[Material to process]:
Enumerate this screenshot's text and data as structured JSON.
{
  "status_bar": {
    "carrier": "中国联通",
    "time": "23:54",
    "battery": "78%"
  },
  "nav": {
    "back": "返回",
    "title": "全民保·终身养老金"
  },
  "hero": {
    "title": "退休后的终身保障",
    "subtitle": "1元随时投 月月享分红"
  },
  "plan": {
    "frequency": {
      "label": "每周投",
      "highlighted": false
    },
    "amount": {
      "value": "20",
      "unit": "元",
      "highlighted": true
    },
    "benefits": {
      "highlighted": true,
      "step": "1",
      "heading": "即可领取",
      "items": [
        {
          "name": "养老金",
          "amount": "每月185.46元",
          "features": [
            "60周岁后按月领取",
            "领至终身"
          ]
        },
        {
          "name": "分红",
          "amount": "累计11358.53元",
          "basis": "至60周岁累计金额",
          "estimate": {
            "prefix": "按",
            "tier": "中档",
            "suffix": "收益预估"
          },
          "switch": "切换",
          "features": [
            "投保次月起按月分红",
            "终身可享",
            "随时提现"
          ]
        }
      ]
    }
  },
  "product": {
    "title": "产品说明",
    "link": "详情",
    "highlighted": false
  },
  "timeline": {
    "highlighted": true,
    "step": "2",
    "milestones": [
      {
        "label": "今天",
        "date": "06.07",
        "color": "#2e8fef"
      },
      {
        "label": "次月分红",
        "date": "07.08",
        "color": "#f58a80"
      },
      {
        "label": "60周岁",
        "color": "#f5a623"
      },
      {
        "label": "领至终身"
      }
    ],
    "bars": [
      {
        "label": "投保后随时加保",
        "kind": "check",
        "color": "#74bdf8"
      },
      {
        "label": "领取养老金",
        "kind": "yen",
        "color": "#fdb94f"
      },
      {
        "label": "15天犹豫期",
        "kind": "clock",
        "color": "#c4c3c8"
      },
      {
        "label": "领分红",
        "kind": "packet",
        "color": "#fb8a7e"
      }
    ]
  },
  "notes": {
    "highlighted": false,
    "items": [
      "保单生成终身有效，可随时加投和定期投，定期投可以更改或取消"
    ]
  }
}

[Task]: Scan the material above for the string "false" and report each line where you find it.

[Final result]:
      "highlighted": false
    "highlighted": false
    "highlighted": false,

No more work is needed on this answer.